• **Provided data**
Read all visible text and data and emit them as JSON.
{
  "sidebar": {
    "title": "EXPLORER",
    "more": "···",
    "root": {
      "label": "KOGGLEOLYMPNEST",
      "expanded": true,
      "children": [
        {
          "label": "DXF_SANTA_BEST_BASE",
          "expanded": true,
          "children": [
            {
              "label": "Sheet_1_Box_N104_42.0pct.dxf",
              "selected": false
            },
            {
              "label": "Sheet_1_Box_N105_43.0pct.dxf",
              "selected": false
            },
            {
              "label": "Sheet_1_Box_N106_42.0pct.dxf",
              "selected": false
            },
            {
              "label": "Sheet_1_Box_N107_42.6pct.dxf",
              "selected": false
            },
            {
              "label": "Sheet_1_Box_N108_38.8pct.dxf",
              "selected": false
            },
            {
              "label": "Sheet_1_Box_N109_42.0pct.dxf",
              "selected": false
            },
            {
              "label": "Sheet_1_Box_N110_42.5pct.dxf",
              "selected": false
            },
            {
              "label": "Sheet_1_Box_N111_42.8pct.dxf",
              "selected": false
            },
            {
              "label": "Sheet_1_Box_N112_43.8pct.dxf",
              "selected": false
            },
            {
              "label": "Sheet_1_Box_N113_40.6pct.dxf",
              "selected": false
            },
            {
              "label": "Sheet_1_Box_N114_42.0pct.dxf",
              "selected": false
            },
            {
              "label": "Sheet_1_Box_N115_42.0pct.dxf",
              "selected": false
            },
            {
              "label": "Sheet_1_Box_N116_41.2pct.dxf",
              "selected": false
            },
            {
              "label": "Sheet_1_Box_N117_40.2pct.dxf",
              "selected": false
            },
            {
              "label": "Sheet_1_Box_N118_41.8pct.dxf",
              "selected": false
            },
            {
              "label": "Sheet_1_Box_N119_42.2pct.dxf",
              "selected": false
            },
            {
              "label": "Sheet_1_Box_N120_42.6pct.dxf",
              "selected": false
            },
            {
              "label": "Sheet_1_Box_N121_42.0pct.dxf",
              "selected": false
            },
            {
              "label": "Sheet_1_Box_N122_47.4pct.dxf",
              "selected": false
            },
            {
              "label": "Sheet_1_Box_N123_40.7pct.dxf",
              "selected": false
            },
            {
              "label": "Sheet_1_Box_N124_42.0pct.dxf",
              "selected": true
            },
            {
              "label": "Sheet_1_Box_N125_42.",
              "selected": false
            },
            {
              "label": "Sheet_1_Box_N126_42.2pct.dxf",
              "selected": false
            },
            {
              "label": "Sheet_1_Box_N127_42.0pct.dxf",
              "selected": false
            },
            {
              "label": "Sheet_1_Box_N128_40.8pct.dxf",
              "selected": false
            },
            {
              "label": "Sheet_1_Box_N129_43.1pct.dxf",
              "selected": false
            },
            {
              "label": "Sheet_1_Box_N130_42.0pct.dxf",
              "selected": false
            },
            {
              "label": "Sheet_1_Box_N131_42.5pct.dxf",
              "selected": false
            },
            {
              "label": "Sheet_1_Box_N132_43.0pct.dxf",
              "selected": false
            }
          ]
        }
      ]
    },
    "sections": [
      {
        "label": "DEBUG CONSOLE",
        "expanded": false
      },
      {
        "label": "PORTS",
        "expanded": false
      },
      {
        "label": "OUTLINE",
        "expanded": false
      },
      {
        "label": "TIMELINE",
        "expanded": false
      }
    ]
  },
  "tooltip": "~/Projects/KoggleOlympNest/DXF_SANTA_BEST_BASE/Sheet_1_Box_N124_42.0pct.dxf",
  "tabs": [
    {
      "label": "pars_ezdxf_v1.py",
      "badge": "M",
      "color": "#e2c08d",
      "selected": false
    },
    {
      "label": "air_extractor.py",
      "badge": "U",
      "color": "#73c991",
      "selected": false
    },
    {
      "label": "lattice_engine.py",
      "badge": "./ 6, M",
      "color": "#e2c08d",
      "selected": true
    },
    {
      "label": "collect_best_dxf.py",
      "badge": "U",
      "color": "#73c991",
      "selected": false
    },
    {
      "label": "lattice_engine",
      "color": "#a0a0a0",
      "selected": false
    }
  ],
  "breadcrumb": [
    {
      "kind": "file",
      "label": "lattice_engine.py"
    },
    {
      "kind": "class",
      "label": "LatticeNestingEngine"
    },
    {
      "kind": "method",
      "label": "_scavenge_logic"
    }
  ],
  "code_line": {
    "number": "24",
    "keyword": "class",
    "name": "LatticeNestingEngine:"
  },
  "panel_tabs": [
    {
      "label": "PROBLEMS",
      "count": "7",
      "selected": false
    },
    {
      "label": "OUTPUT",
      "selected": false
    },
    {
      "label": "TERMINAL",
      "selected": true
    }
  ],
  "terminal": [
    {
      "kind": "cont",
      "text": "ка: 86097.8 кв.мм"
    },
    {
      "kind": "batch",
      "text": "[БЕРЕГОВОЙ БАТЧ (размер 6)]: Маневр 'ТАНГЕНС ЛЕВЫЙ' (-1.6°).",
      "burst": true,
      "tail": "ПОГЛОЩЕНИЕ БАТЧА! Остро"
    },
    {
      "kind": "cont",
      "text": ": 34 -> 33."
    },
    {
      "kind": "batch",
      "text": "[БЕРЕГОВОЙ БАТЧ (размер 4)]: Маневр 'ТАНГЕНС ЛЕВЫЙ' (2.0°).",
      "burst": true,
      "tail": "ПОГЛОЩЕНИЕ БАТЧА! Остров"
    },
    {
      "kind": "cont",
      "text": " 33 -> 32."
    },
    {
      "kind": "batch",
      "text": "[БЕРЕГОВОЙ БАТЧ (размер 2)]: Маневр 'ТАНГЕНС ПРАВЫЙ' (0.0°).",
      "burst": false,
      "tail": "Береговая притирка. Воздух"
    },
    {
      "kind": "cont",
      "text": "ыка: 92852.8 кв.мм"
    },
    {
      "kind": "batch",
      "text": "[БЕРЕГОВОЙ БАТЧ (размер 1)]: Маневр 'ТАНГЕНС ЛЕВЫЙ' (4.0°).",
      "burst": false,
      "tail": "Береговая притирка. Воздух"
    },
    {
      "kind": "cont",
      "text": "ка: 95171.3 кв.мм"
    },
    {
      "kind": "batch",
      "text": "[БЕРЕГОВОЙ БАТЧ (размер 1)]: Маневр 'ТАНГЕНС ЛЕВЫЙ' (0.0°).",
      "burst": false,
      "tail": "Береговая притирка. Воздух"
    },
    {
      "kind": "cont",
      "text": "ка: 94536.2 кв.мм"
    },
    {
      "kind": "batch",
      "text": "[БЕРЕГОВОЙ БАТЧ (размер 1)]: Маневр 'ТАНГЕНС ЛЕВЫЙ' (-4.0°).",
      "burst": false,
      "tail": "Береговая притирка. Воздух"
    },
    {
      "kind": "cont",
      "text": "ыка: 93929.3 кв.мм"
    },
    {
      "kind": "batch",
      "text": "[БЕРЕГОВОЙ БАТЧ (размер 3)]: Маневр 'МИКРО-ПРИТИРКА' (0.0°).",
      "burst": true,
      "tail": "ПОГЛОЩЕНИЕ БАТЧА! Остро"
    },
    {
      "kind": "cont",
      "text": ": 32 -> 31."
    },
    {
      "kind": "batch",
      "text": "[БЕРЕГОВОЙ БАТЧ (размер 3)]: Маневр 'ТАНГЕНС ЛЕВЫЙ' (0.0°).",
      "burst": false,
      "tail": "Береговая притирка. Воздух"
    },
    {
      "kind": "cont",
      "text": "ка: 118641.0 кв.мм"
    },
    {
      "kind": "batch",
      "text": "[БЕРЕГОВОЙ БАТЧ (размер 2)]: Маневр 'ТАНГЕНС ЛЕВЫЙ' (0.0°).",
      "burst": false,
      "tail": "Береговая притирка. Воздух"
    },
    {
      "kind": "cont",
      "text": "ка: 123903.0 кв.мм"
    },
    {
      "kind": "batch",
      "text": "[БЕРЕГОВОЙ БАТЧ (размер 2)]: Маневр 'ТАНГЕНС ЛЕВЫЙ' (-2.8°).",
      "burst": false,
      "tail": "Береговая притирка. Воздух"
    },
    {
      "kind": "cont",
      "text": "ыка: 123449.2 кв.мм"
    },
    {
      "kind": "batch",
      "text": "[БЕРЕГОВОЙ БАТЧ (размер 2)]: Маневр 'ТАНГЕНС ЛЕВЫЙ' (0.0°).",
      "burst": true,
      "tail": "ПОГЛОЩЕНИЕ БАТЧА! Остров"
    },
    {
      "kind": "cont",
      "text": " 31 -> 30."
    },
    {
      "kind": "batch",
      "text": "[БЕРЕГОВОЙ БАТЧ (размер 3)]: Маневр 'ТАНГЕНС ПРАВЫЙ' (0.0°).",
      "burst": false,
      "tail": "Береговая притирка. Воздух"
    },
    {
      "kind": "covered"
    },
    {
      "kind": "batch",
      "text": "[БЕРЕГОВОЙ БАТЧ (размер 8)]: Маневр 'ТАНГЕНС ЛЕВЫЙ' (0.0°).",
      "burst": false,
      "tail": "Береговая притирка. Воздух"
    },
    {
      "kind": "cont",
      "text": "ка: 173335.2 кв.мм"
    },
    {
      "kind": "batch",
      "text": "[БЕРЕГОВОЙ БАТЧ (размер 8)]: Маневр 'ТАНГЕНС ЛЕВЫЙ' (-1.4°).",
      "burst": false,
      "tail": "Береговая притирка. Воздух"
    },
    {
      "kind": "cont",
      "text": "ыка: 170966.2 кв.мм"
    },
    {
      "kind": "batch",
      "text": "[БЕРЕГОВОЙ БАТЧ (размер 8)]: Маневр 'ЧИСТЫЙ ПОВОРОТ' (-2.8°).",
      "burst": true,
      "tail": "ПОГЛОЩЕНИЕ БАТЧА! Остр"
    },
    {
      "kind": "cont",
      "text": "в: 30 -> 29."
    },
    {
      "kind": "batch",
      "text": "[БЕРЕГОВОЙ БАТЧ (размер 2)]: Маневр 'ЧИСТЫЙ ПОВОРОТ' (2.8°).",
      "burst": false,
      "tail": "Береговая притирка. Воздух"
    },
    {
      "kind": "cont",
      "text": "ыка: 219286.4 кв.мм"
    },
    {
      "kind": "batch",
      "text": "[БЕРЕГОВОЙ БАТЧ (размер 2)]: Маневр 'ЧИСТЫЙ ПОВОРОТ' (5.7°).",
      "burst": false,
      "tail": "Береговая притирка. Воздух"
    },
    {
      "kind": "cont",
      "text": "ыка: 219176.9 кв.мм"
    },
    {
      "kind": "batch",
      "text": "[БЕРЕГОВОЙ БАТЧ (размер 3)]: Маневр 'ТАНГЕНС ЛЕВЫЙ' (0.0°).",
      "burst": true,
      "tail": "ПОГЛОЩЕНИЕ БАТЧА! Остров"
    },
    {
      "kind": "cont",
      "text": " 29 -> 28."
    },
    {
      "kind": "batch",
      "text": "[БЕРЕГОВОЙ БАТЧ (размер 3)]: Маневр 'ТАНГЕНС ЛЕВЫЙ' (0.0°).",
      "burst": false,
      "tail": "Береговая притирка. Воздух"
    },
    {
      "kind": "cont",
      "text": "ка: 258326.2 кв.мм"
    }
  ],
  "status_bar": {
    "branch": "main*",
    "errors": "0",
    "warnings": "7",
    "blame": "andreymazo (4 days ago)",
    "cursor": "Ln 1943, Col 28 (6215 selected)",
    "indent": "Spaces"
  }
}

• **To do**
How many of the lines above hold "ЧИСТЫЙ"? Answer with only the number.

• **Answer for this exercise**
3